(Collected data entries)
########################################
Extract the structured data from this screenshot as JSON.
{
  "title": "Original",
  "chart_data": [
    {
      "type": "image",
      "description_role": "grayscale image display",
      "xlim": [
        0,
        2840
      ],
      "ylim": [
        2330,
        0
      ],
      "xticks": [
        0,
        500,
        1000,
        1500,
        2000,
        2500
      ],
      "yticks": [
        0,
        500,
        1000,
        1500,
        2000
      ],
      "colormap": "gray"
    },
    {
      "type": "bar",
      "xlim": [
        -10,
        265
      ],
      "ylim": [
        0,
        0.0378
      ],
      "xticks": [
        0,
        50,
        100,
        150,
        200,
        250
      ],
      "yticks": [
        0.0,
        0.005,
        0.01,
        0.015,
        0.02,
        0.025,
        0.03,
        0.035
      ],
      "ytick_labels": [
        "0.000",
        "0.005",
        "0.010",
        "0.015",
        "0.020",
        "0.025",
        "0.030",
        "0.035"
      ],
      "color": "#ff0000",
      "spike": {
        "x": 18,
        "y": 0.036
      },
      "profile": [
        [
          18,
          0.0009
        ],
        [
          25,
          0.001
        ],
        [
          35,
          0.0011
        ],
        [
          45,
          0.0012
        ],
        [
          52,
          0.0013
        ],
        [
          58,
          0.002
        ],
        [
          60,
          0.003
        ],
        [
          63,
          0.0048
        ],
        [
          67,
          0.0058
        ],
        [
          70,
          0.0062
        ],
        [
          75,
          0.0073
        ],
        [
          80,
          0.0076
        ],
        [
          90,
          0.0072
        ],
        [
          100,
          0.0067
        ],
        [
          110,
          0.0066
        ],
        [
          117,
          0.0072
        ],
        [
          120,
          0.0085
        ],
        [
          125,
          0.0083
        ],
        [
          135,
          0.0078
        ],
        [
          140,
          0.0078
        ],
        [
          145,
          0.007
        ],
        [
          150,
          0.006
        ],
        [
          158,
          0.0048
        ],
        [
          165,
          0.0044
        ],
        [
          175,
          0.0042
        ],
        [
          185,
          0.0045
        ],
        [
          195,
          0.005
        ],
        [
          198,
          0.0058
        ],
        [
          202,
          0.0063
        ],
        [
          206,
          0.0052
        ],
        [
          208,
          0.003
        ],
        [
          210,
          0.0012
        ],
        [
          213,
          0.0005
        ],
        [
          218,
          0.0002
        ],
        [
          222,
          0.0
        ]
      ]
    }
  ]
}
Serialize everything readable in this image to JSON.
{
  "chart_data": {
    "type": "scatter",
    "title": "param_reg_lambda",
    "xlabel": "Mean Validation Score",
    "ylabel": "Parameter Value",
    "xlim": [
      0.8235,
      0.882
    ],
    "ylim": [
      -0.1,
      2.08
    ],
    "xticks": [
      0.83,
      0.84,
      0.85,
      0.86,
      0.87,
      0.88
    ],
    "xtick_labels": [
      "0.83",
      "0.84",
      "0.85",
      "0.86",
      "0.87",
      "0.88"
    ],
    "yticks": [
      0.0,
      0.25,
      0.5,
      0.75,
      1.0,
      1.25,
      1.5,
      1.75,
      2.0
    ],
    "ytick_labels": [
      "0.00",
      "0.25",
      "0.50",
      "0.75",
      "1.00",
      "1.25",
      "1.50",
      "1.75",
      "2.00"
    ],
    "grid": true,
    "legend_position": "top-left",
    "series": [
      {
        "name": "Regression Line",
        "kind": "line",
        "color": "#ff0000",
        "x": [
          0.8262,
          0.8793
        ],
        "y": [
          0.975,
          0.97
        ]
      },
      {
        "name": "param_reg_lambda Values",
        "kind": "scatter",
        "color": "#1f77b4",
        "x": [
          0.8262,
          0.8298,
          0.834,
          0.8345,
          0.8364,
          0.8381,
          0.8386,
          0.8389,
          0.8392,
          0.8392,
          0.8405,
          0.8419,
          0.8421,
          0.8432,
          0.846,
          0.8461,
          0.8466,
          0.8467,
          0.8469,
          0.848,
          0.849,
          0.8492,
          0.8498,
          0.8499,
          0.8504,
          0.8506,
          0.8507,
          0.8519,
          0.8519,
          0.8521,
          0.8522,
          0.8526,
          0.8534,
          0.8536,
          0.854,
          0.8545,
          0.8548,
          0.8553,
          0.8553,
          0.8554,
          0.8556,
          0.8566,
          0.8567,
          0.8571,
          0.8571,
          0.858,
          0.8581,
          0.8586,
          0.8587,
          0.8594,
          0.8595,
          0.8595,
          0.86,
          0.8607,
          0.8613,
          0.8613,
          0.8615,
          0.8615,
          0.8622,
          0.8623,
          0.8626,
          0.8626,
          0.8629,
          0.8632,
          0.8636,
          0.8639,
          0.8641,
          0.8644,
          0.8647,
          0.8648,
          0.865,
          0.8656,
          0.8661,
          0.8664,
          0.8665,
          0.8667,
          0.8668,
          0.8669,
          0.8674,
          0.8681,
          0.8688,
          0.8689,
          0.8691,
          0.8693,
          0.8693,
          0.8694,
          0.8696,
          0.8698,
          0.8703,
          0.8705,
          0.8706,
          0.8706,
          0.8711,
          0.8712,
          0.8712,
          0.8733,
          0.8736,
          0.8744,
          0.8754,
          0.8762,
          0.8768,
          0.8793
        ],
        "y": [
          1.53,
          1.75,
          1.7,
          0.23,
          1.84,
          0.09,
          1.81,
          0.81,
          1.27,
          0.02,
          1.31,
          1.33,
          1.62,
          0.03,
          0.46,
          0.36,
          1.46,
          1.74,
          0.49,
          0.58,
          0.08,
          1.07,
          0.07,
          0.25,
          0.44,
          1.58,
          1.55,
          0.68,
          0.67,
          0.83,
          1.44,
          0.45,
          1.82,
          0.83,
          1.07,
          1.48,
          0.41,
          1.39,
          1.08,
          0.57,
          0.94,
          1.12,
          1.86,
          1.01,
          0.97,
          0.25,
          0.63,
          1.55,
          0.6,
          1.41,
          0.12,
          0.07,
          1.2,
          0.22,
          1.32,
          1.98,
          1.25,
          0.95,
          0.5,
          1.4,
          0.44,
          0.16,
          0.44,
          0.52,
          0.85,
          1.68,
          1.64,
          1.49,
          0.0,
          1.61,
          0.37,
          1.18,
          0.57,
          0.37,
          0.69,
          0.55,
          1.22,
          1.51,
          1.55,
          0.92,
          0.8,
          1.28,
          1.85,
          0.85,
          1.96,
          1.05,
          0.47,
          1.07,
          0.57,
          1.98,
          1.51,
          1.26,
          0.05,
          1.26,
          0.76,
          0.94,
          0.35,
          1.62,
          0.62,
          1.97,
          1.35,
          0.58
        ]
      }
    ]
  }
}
########################################
__SHORT EXERCISE__. Collect every line with the string "title" from the records, and copy each.

__FULL ANSWER__.
  "title": "Original",
    "title": "param_reg_lambda",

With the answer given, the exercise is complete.